Give the listing below again in full, exactly as written.

Raw data
*-*-*

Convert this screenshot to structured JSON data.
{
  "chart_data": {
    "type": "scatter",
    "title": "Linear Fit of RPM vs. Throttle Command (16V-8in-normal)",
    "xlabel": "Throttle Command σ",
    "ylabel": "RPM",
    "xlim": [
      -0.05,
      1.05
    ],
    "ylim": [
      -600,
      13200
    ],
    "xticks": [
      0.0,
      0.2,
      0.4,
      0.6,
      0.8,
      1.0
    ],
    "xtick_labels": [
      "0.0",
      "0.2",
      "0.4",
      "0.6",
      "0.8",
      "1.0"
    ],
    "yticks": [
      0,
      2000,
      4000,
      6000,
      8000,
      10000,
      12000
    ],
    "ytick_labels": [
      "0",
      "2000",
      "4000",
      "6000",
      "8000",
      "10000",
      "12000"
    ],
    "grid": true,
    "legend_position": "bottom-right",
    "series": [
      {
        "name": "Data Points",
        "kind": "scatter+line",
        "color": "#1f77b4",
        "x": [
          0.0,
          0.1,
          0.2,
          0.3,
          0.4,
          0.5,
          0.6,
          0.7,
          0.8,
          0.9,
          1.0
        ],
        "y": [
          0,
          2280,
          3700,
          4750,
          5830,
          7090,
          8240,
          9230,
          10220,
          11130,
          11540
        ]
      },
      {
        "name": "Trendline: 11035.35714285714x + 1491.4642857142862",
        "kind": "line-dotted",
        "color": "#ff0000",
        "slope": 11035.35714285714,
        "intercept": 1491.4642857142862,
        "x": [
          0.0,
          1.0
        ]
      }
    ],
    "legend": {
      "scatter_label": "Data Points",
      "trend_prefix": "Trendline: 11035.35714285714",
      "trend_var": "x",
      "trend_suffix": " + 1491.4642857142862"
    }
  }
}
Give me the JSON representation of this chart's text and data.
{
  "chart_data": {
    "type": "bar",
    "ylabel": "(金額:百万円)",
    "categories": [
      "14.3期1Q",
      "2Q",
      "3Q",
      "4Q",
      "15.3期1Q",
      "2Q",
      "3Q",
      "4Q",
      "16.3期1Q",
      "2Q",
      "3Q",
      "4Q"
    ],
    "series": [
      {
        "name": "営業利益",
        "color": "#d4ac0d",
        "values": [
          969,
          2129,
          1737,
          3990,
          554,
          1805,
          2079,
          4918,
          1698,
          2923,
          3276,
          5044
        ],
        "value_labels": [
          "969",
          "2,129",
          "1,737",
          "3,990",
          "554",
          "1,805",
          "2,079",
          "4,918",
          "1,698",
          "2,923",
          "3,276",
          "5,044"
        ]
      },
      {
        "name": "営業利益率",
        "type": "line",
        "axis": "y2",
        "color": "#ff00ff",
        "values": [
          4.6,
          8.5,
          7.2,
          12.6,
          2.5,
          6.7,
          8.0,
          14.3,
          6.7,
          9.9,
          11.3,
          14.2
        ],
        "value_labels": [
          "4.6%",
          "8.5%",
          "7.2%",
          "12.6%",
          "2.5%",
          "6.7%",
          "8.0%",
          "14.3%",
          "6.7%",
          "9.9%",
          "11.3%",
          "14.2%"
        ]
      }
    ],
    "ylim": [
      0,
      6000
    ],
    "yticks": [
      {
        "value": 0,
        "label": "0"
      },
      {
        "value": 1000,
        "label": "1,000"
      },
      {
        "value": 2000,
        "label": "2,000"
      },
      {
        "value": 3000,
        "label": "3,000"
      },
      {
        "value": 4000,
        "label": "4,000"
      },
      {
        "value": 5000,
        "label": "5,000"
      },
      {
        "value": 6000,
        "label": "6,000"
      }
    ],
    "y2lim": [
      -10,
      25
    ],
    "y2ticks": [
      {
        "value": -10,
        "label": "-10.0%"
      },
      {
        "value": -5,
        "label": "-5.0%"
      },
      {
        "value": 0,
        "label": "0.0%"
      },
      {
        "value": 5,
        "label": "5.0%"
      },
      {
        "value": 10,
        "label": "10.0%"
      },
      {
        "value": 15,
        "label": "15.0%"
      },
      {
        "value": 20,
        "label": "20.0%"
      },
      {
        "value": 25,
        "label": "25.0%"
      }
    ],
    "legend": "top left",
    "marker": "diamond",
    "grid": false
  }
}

*-*-*

Answer to this exercise
Convert this screenshot to structured JSON data.
{
  "chart_data": {
    "type": "scatter",
    "title": "Linear Fit of RPM vs. Throttle Command (16V-8in-normal)",
    "xlabel": "Throttle Command σ",
    "ylabel": "RPM",
    "xlim": [
      -0.05,
      1.05
    ],
    "ylim": [
      -600,
      13200
    ],
    "xticks": [
      0.0,
      0.2,
      0.4,
      0.6,
      0.8,
      1.0
    ],
    "xtick_labels": [
      "0.0",
      "0.2",
      "0.4",
      "0.6",
      "0.8",
      "1.0"
    ],
    "yticks": [
      0,
      2000,
      4000,
      6000,
      8000,
      10000,
      12000
    ],
    "ytick_labels": [
      "0",
      "2000",
      "4000",
      "6000",
      "8000",
      "10000",
      "12000"
    ],
    "grid": true,
    "legend_position": "bottom-right",
    "series": [
      {
        "name": "Data Points",
        "kind": "scatter+line",
        "color": "#1f77b4",
        "x": [
          0.0,
          0.1,
          0.2,
          0.3,
          0.4,
          0.5,
          0.6,
          0.7,
          0.8,
          0.9,
          1.0
        ],
        "y": [
          0,
          2280,
          3700,
          4750,
          5830,
          7090,
          8240,
          9230,
          10220,
          11130,
          11540
        ]
      },
      {
        "name": "Trendline: 11035.35714285714x + 1491.4642857142862",
        "kind": "line-dotted",
        "color": "#ff0000",
        "slope": 11035.35714285714,
        "intercept": 1491.4642857142862,
        "x": [
          0.0,
          1.0
        ]
      }
    ],
    "legend": {
      "scatter_label": "Data Points",
      "trend_prefix": "Trendline: 11035.35714285714",
      "trend_var": "x",
      "trend_suffix": " + 1491.4642857142862"
    }
  }
}
Give me the JSON representation of this chart's text and data.
{
  "chart_data": {
    "type": "bar",
    "ylabel": "(金額:百万円)",
    "categories": [
      "14.3期1Q",
      "2Q",
      "3Q",
      "4Q",
      "15.3期1Q",
      "2Q",
      "3Q",
      "4Q",
      "16.3期1Q",
      "2Q",
      "3Q",
      "4Q"
    ],
    "series": [
      {
        "name": "営業利益",
        "color": "#d4ac0d",
        "values": [
          969,
          2129,
          1737,
          3990,
          554,
          1805,
          2079,
          4918,
          1698,
          2923,
          3276,
          5044
        ],
        "value_labels": [
          "969",
          "2,129",
          "1,737",
          "3,990",
          "554",
          "1,805",
          "2,079",
          "4,918",
          "1,698",
          "2,923",
          "3,276",
          "5,044"
        ]
      },
      {
        "name": "営業利益率",
        "type": "line",
        "axis": "y2",
        "color": "#ff00ff",
        "values": [
          4.6,
          8.5,
          7.2,
          12.6,
          2.5,
          6.7,
          8.0,
          14.3,
          6.7,
          9.9,
          11.3,
          14.2
        ],
        "value_labels": [
          "4.6%",
          "8.5%",
          "7.2%",
          "12.6%",
          "2.5%",
          "6.7%",
          "8.0%",
          "14.3%",
          "6.7%",
          "9.9%",
          "11.3%",
          "14.2%"
        ]
      }
    ],
    "ylim": [
      0,
      6000
    ],
    "yticks": [
      {
        "value": 0,
        "label": "0"
      },
      {
        "value": 1000,
        "label": "1,000"
      },
      {
        "value": 2000,
        "label": "2,000"
      },
      {
        "value": 3000,
        "label": "3,000"
      },
      {
        "value": 4000,
        "label": "4,000"
      },
      {
        "value": 5000,
        "label": "5,000"
      },
      {
        "value": 6000,
        "label": "6,000"
      }
    ],
    "y2lim": [
      -10,
      25
    ],
    "y2ticks": [
      {
        "value": -10,
        "label": "-10.0%"
      },
      {
        "value": -5,
        "label": "-5.0%"
      },
      {
        "value": 0,
        "label": "0.0%"
      },
      {
        "value": 5,
        "label": "5.0%"
      },
      {
        "value": 10,
        "label": "10.0%"
      },
      {
        "value": 15,
        "label": "15.0%"
      },
      {
        "value": 20,
        "label": "20.0%"
      },
      {
        "value": 25,
        "label": "25.0%"
      }
    ],
    "legend": "top left",
    "marker": "diamond",
    "grid": false
  }
}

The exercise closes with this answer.